** INSTRUCTIONS FOR THE TASK **
Please print the full listing exactly.

>> start DATA PROVIDED

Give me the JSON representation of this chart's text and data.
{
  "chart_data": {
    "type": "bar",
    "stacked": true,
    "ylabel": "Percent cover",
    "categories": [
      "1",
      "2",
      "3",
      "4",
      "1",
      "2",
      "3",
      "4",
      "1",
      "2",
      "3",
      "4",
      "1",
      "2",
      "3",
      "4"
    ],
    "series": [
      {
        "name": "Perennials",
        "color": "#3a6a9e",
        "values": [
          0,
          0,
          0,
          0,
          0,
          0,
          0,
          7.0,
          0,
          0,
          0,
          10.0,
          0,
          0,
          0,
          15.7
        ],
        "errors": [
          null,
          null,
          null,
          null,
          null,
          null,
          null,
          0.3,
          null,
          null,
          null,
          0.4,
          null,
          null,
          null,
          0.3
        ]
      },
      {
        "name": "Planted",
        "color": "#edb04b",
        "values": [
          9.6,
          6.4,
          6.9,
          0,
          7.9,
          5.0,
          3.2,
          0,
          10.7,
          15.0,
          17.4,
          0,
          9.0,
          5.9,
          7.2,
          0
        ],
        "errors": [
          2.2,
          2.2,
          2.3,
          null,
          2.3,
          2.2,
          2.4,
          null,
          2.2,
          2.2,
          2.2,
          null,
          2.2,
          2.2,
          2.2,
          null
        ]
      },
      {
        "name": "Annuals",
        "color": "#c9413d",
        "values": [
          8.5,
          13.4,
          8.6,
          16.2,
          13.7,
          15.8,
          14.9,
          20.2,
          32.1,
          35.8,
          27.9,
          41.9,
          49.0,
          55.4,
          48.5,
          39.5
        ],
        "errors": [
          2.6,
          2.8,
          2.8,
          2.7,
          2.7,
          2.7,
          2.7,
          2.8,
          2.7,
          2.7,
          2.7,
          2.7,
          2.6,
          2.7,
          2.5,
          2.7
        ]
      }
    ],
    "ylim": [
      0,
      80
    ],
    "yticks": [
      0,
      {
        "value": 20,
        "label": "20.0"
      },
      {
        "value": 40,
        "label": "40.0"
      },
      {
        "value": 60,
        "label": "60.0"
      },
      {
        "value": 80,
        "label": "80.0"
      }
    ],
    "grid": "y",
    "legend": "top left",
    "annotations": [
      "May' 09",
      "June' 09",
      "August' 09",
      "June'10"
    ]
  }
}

>> end DATA PROVIDED

** PROBLEM SOLUTION **
Give me the JSON representation of this chart's text and data.
{
  "chart_data": {
    "type": "bar",
    "stacked": true,
    "ylabel": "Percent cover",
    "categories": [
      "1",
      "2",
      "3",
      "4",
      "1",
      "2",
      "3",
      "4",
      "1",
      "2",
      "3",
      "4",
      "1",
      "2",
      "3",
      "4"
    ],
    "series": [
      {
        "name": "Perennials",
        "color": "#3a6a9e",
        "values": [
          0,
          0,
          0,
          0,
          0,
          0,
          0,
          7.0,
          0,
          0,
          0,
          10.0,
          0,
          0,
          0,
          15.7
        ],
        "errors": [
          null,
          null,
          null,
          null,
          null,
          null,
          null,
          0.3,
          null,
          null,
          null,
          0.4,
          null,
          null,
          null,
          0.3
        ]
      },
      {
        "name": "Planted",
        "color": "#edb04b",
        "values": [
          9.6,
          6.4,
          6.9,
          0,
          7.9,
          5.0,
          3.2,
          0,
          10.7,
          15.0,
          17.4,
          0,
          9.0,
          5.9,
          7.2,
          0
        ],
        "errors": [
          2.2,
          2.2,
          2.3,
          null,
          2.3,
          2.2,
          2.4,
          null,
          2.2,
          2.2,
          2.2,
          null,
          2.2,
          2.2,
          2.2,
          null
        ]
      },
      {
        "name": "Annuals",
        "color": "#c9413d",
        "values": [
          8.5,
          13.4,
          8.6,
          16.2,
          13.7,
          15.8,
          14.9,
          20.2,
          32.1,
          35.8,
          27.9,
          41.9,
          49.0,
          55.4,
          48.5,
          39.5
        ],
        "errors": [
          2.6,
          2.8,
          2.8,
          2.7,
          2.7,
          2.7,
          2.7,
          2.8,
          2.7,
          2.7,
          2.7,
          2.7,
          2.6,
          2.7,
          2.5,
          2.7
        ]
      }
    ],
    "ylim": [
      0,
      80
    ],
    "yticks": [
      0,
      {
        "value": 20,
        "label": "20.0"
      },
      {
        "value": 40,
        "label": "40.0"
      },
      {
        "value": 60,
        "label": "60.0"
      },
      {
        "value": 80,
        "label": "80.0"
      }
    ],
    "grid": "y",
    "legend": "top left",
    "annotations": [
      "May' 09",
      "June' 09",
      "August' 09",
      "June'10"
    ]
  }
}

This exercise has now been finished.